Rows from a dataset
■ ■ ■ ■

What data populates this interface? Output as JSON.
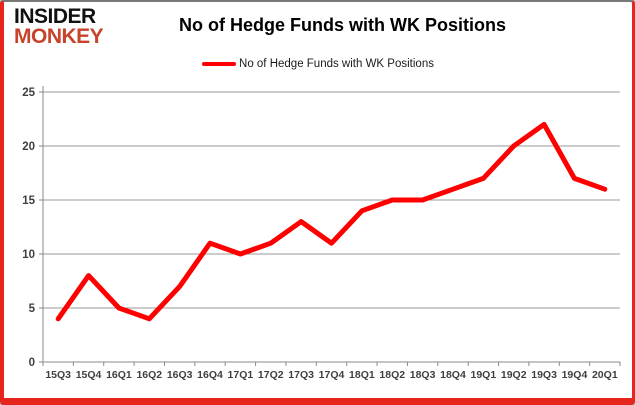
{
  "branding": {
    "logo_line1": "INSIDER",
    "logo_line2": "MONKEY",
    "logo_line1_color": "#111111",
    "logo_line2_color": "#c7432c"
  },
  "header": {
    "title": "No of Hedge Funds with WK Positions"
  },
  "legend": {
    "label": "No of Hedge Funds with WK Positions",
    "swatch_color": "#ff0000"
  },
  "chart_data": {
    "type": "line",
    "title": "No of Hedge Funds with WK Positions",
    "categories": [
      "15Q3",
      "15Q4",
      "16Q1",
      "16Q2",
      "16Q3",
      "16Q4",
      "17Q1",
      "17Q2",
      "17Q3",
      "17Q4",
      "18Q1",
      "18Q2",
      "18Q3",
      "18Q4",
      "19Q1",
      "19Q2",
      "19Q3",
      "19Q4",
      "20Q1"
    ],
    "series": [
      {
        "name": "No of Hedge Funds with WK Positions",
        "color": "#ff0000",
        "values": [
          4,
          8,
          5,
          4,
          7,
          11,
          10,
          11,
          13,
          11,
          14,
          15,
          15,
          16,
          17,
          20,
          22,
          17,
          16
        ]
      }
    ],
    "xlabel": "",
    "ylabel": "",
    "ylim": [
      0,
      25
    ],
    "yticks": [
      0,
      5,
      10,
      15,
      20,
      25
    ],
    "grid": "horizontal",
    "legend_position": "top"
  },
  "colors": {
    "line": "#ff0000",
    "grid": "#9a9a9a",
    "axis": "#8a8a8a",
    "tick_text": "#3f3f3f",
    "frame_red": "#e6261c",
    "frame_gray": "#787878"
  }
}
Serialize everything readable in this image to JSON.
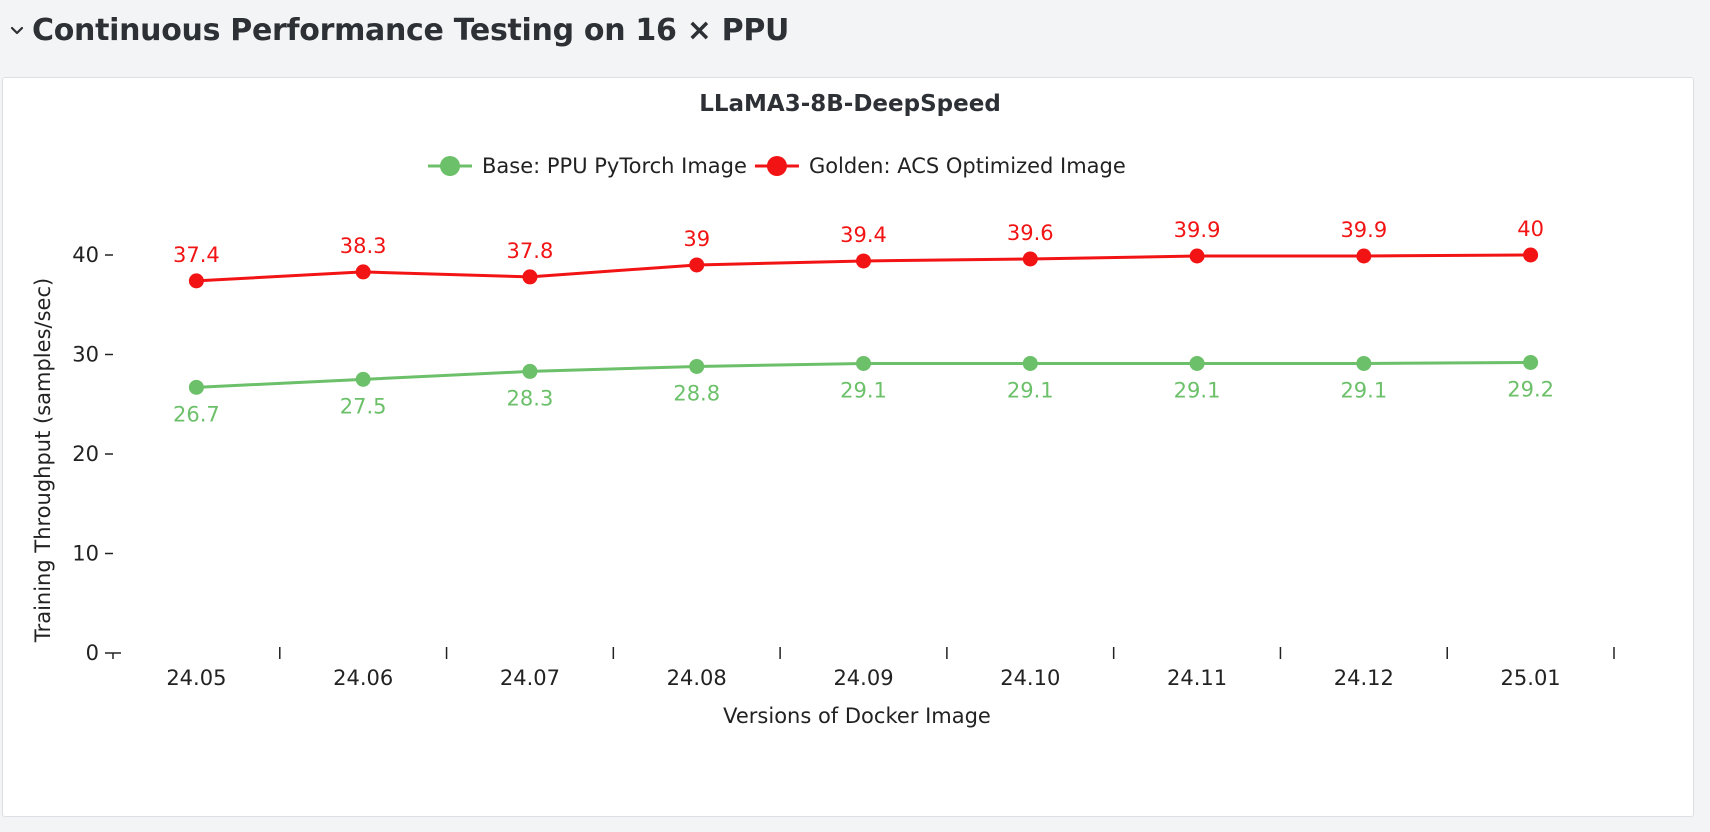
{
  "section": {
    "title": "Continuous Performance Testing on 16 × PPU"
  },
  "colors": {
    "base": "#6cc06a",
    "golden": "#f21414"
  },
  "chart_data": {
    "type": "line",
    "title": "LLaMA3-8B-DeepSpeed",
    "xlabel": "Versions of Docker Image",
    "ylabel": "Training Throughput (samples/sec)",
    "categories": [
      "24.05",
      "24.06",
      "24.07",
      "24.08",
      "24.09",
      "24.10",
      "24.11",
      "24.12",
      "25.01"
    ],
    "ylim": [
      0,
      40
    ],
    "yticks": [
      0,
      10,
      20,
      30,
      40
    ],
    "grid": false,
    "legend_position": "top-center",
    "series": [
      {
        "name": "Base: PPU PyTorch Image",
        "color": "#6cc06a",
        "values": [
          26.7,
          27.5,
          28.3,
          28.8,
          29.1,
          29.1,
          29.1,
          29.1,
          29.2
        ],
        "labels": [
          "26.7",
          "27.5",
          "28.3",
          "28.8",
          "29.1",
          "29.1",
          "29.1",
          "29.1",
          "29.2"
        ],
        "label_position": "below"
      },
      {
        "name": "Golden: ACS Optimized Image",
        "color": "#f21414",
        "values": [
          37.4,
          38.3,
          37.8,
          39,
          39.4,
          39.6,
          39.9,
          39.9,
          40
        ],
        "labels": [
          "37.4",
          "38.3",
          "37.8",
          "39",
          "39.4",
          "39.6",
          "39.9",
          "39.9",
          "40"
        ],
        "label_position": "above"
      }
    ]
  }
}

■ ■ ■ ■

## Exercise prompt:
Write out the records above once more, word for word, with no pictures.

## Response:
What data populates this interface? Output as JSON.
{
  "branding": {
    "logo_line1": "INSIDER",
    "logo_line2": "MONKEY",
    "logo_line1_color": "#111111",
    "logo_line2_color": "#c7432c"
  },
  "header": {
    "title": "No of Hedge Funds with WK Positions"
  },
  "legend": {
    "label": "No of Hedge Funds with WK Positions",
    "swatch_color": "#ff0000"
  },
  "chart_data": {
    "type": "line",
    "title": "No of Hedge Funds with WK Positions",
    "categories": [
      "15Q3",
      "15Q4",
      "16Q1",
      "16Q2",
      "16Q3",
      "16Q4",
      "17Q1",
      "17Q2",
      "17Q3",
      "17Q4",
      "18Q1",
      "18Q2",
      "18Q3",
      "18Q4",
      "19Q1",
      "19Q2",
      "19Q3",
      "19Q4",
      "20Q1"
    ],
    "series": [
      {
        "name": "No of Hedge Funds with WK Positions",
        "color": "#ff0000",
        "values": [
          4,
          8,
          5,
          4,
          7,
          11,
          10,
          11,
          13,
          11,
          14,
          15,
          15,
          16,
          17,
          20,
          22,
          17,
          16
        ]
      }
    ],
    "xlabel": "",
    "ylabel": "",
    "ylim": [
      0,
      25
    ],
    "yticks": [
      0,
      5,
      10,
      15,
      20,
      25
    ],
    "grid": "horizontal",
    "legend_position": "top"
  },
  "colors": {
    "line": "#ff0000",
    "grid": "#9a9a9a",
    "axis": "#8a8a8a",
    "tick_text": "#3f3f3f",
    "frame_red": "#e6261c",
    "frame_gray": "#787878"
  }
}
Serialize everything readable in this image to JSON.
{
  "section": {
    "title": "Continuous Performance Testing on 16 × PPU"
  },
  "colors": {
    "base": "#6cc06a",
    "golden": "#f21414"
  },
  "chart_data": {
    "type": "line",
    "title": "LLaMA3-8B-DeepSpeed",
    "xlabel": "Versions of Docker Image",
    "ylabel": "Training Throughput (samples/sec)",
    "categories": [
      "24.05",
      "24.06",
      "24.07",
      "24.08",
      "24.09",
      "24.10",
      "24.11",
      "24.12",
      "25.01"
    ],
    "ylim": [
      0,
      40
    ],
    "yticks": [
      0,
      10,
      20,
      30,
      40
    ],
    "grid": false,
    "legend_position": "top-center",
    "series": [
      {
        "name": "Base: PPU PyTorch Image",
        "color": "#6cc06a",
        "values": [
          26.7,
          27.5,
          28.3,
          28.8,
          29.1,
          29.1,
          29.1,
          29.1,
          29.2
        ],
        "labels": [
          "26.7",
          "27.5",
          "28.3",
          "28.8",
          "29.1",
          "29.1",
          "29.1",
          "29.1",
          "29.2"
        ],
        "label_position": "below"
      },
      {
        "name": "Golden: ACS Optimized Image",
        "color": "#f21414",
        "values": [
          37.4,
          38.3,
          37.8,
          39,
          39.4,
          39.6,
          39.9,
          39.9,
          40
        ],
        "labels": [
          "37.4",
          "38.3",
          "37.8",
          "39",
          "39.4",
          "39.6",
          "39.9",
          "39.9",
          "40"
        ],
        "label_position": "above"
      }
    ]
  }
}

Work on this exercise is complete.